(A run of records)
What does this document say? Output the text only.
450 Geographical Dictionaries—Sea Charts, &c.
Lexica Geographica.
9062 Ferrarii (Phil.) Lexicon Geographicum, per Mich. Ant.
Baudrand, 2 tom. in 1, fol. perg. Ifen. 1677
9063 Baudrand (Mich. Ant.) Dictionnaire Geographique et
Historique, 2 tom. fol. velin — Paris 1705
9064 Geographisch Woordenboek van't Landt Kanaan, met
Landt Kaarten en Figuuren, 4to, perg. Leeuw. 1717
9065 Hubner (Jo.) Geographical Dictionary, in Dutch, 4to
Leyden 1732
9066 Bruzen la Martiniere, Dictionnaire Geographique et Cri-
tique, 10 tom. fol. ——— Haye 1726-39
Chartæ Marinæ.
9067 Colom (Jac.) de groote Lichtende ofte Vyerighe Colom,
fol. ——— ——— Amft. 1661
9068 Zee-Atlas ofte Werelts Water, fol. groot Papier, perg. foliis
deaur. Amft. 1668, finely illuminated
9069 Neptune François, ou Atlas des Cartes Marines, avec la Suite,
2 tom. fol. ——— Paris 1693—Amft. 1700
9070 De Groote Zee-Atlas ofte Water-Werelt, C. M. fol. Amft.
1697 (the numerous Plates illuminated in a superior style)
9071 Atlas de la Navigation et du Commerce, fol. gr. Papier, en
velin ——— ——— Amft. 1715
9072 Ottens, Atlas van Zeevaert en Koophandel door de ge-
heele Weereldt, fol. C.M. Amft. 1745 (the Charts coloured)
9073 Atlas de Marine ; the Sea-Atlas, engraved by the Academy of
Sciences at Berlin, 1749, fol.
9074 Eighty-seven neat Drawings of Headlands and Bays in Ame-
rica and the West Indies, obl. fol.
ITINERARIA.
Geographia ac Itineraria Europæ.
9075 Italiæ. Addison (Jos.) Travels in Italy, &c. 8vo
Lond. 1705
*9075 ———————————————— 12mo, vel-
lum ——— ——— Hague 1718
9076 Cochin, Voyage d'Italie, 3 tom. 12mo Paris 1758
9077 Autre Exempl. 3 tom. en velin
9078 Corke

#### Problem details
Write out the whole listing exactly.

#### Task result
What does this document say? Output the text only.
450 Geographical Dictionaries—Sea Charts, &c.
Lexica Geographica.
9062 Ferrarii (Phil.) Lexicon Geographicum, per Mich. Ant.
Baudrand, 2 tom. in 1, fol. perg. Ifen. 1677
9063 Baudrand (Mich. Ant.) Dictionnaire Geographique et
Historique, 2 tom. fol. velin — Paris 1705
9064 Geographisch Woordenboek van't Landt Kanaan, met
Landt Kaarten en Figuuren, 4to, perg. Leeuw. 1717
9065 Hubner (Jo.) Geographical Dictionary, in Dutch, 4to
Leyden 1732
9066 Bruzen la Martiniere, Dictionnaire Geographique et Cri-
tique, 10 tom. fol. ——— Haye 1726-39
Chartæ Marinæ.
9067 Colom (Jac.) de groote Lichtende ofte Vyerighe Colom,
fol. ——— ——— Amft. 1661
9068 Zee-Atlas ofte Werelts Water, fol. groot Papier, perg. foliis
deaur. Amft. 1668, finely illuminated
9069 Neptune François, ou Atlas des Cartes Marines, avec la Suite,
2 tom. fol. ——— Paris 1693—Amft. 1700
9070 De Groote Zee-Atlas ofte Water-Werelt, C. M. fol. Amft.
1697 (the numerous Plates illuminated in a superior style)
9071 Atlas de la Navigation et du Commerce, fol. gr. Papier, en
velin ——— ——— Amft. 1715
9072 Ottens, Atlas van Zeevaert en Koophandel door de ge-
heele Weereldt, fol. C.M. Amft. 1745 (the Charts coloured)
9073 Atlas de Marine ; the Sea-Atlas, engraved by the Academy of
Sciences at Berlin, 1749, fol.
9074 Eighty-seven neat Drawings of Headlands and Bays in Ame-
rica and the West Indies, obl. fol.
ITINERARIA.
Geographia ac Itineraria Europæ.
9075 Italiæ. Addison (Jos.) Travels in Italy, &c. 8vo
Lond. 1705
*9075 ———————————————— 12mo, vel-
lum ——— ——— Hague 1718
9076 Cochin, Voyage d'Italie, 3 tom. 12mo Paris 1758
9077 Autre Exempl. 3 tom. en velin
9078 Corke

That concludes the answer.